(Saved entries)
******
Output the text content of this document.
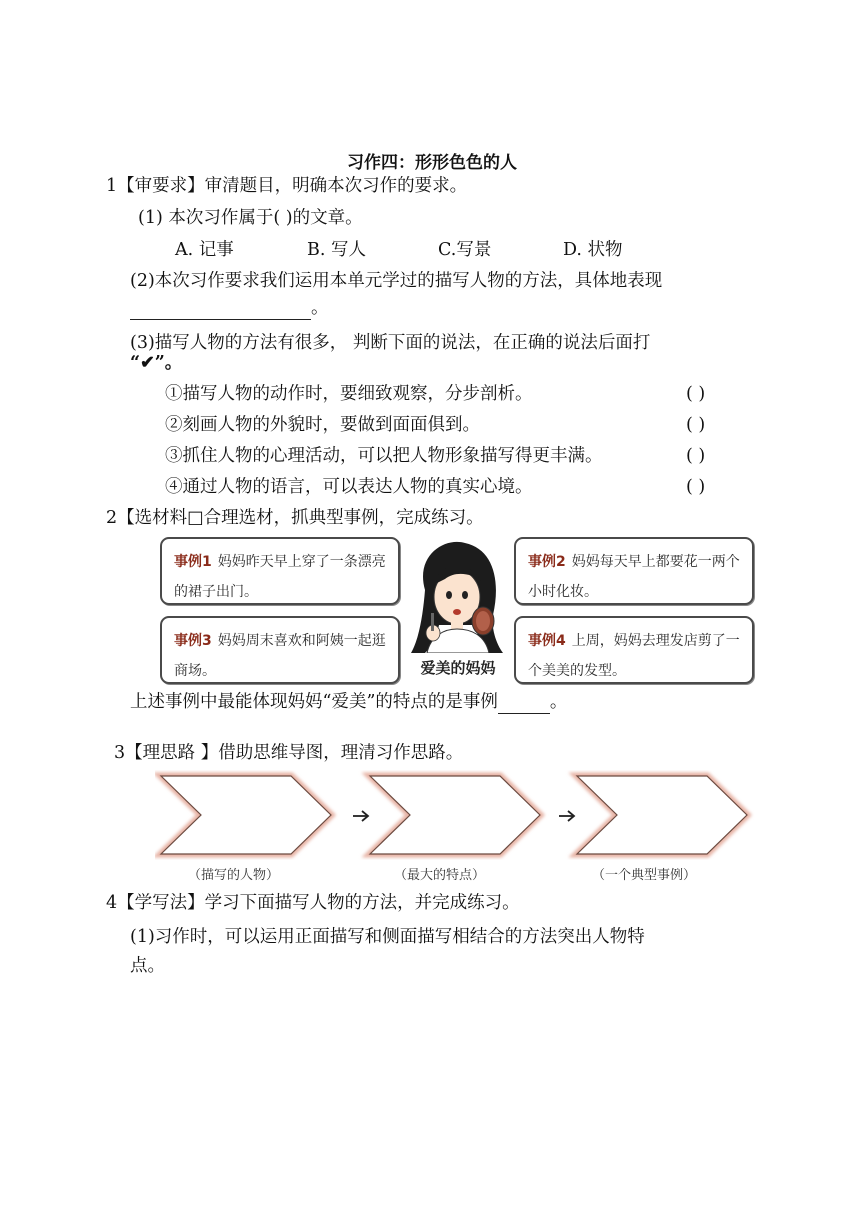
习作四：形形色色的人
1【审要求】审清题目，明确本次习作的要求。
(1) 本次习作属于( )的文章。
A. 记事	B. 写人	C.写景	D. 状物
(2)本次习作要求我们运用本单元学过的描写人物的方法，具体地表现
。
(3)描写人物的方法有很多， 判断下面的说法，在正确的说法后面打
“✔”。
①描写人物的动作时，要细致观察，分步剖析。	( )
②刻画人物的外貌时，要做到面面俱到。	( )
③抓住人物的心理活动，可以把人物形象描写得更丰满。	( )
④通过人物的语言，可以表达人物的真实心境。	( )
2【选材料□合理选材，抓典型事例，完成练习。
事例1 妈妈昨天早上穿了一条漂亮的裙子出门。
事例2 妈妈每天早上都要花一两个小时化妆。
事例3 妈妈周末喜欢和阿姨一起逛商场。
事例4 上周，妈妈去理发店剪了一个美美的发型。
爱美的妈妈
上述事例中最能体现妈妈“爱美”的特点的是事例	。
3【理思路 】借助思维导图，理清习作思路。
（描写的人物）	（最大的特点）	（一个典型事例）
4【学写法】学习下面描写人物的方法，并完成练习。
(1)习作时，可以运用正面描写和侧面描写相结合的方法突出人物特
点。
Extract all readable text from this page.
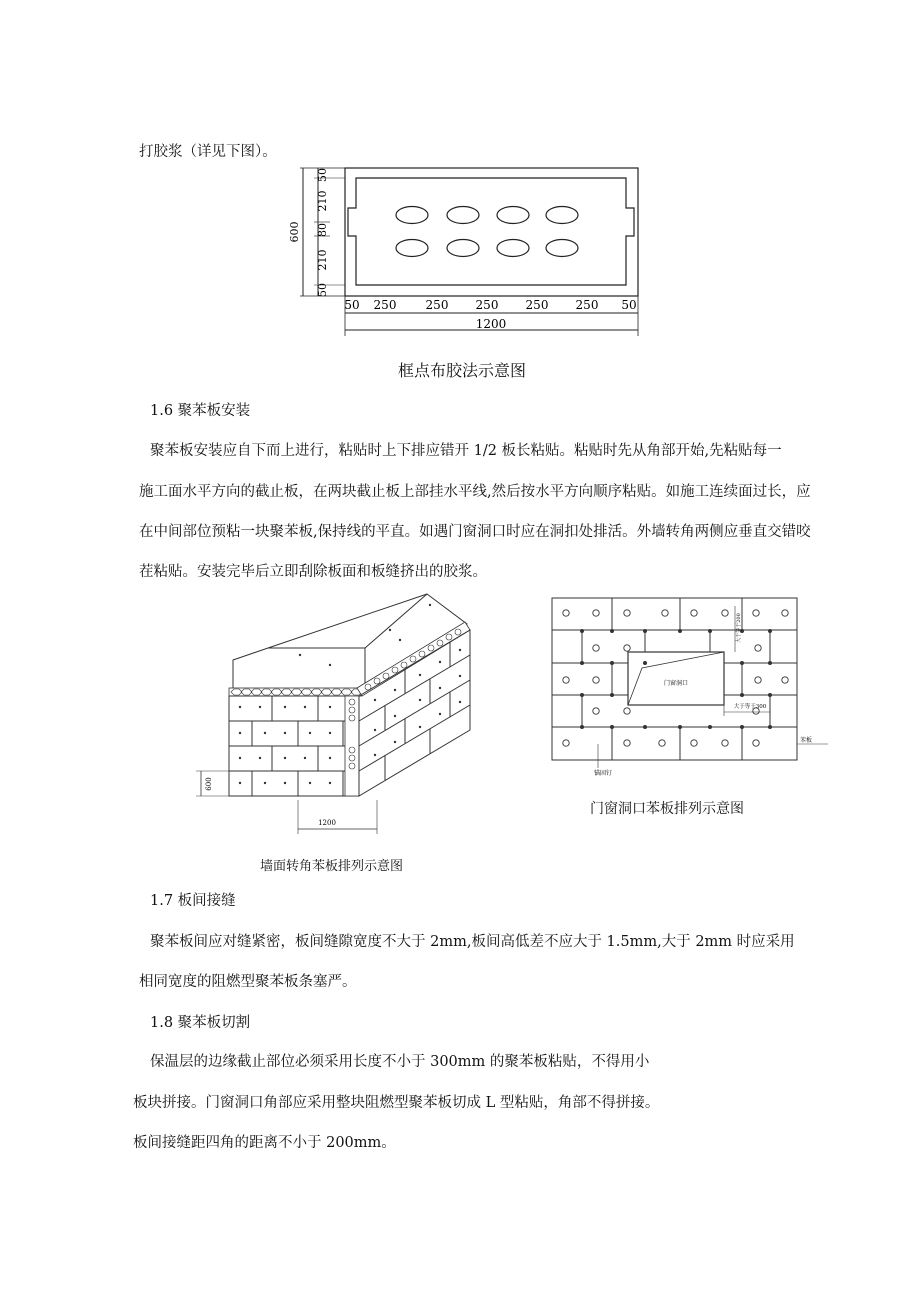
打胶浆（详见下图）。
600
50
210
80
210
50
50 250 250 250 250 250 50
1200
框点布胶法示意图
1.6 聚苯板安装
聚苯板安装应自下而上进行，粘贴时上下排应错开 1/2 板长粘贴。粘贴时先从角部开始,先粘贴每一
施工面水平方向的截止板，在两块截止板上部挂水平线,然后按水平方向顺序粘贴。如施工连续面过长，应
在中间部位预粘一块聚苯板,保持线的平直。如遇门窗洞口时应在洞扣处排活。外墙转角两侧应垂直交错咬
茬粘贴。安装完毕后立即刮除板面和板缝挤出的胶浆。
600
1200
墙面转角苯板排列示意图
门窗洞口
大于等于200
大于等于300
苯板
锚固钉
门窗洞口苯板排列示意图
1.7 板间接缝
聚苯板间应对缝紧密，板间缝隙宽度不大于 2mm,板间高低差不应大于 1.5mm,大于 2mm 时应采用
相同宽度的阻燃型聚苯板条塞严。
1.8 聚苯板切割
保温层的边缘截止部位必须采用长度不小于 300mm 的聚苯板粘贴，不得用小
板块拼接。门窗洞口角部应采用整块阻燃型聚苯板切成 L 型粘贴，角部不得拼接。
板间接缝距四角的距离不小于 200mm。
******
▸ **Directive**: Quote the full listing above word for word; exclude every picture from the copy.

▸ **Expected output**:
Output the text content of this document.
习作四：形形色色的人
1【审要求】审清题目，明确本次习作的要求。
(1) 本次习作属于( )的文章。
A. 记事	B. 写人	C.写景	D. 状物
(2)本次习作要求我们运用本单元学过的描写人物的方法，具体地表现
。
(3)描写人物的方法有很多， 判断下面的说法，在正确的说法后面打
“✔”。
①描写人物的动作时，要细致观察，分步剖析。	( )
②刻画人物的外貌时，要做到面面俱到。	( )
③抓住人物的心理活动，可以把人物形象描写得更丰满。	( )
④通过人物的语言，可以表达人物的真实心境。	( )
2【选材料□合理选材，抓典型事例，完成练习。
事例1 妈妈昨天早上穿了一条漂亮的裙子出门。
事例2 妈妈每天早上都要花一两个小时化妆。
事例3 妈妈周末喜欢和阿姨一起逛商场。
事例4 上周，妈妈去理发店剪了一个美美的发型。
爱美的妈妈
上述事例中最能体现妈妈“爱美”的特点的是事例	。
3【理思路 】借助思维导图，理清习作思路。
（描写的人物）	（最大的特点）	（一个典型事例）
4【学写法】学习下面描写人物的方法，并完成练习。
(1)习作时，可以运用正面描写和侧面描写相结合的方法突出人物特
点。
Extract all readable text from this page.
打胶浆（详见下图）。
600
50
210
80
210
50
50 250 250 250 250 250 50
1200
框点布胶法示意图
1.6 聚苯板安装
聚苯板安装应自下而上进行，粘贴时上下排应错开 1/2 板长粘贴。粘贴时先从角部开始,先粘贴每一
施工面水平方向的截止板，在两块截止板上部挂水平线,然后按水平方向顺序粘贴。如施工连续面过长，应
在中间部位预粘一块聚苯板,保持线的平直。如遇门窗洞口时应在洞扣处排活。外墙转角两侧应垂直交错咬
茬粘贴。安装完毕后立即刮除板面和板缝挤出的胶浆。
600
1200
墙面转角苯板排列示意图
门窗洞口
大于等于200
大于等于300
苯板
锚固钉
门窗洞口苯板排列示意图
1.7 板间接缝
聚苯板间应对缝紧密，板间缝隙宽度不大于 2mm,板间高低差不应大于 1.5mm,大于 2mm 时应采用
相同宽度的阻燃型聚苯板条塞严。
1.8 聚苯板切割
保温层的边缘截止部位必须采用长度不小于 300mm 的聚苯板粘贴，不得用小
板块拼接。门窗洞口角部应采用整块阻燃型聚苯板切成 L 型粘贴，角部不得拼接。
板间接缝距四角的距离不小于 200mm。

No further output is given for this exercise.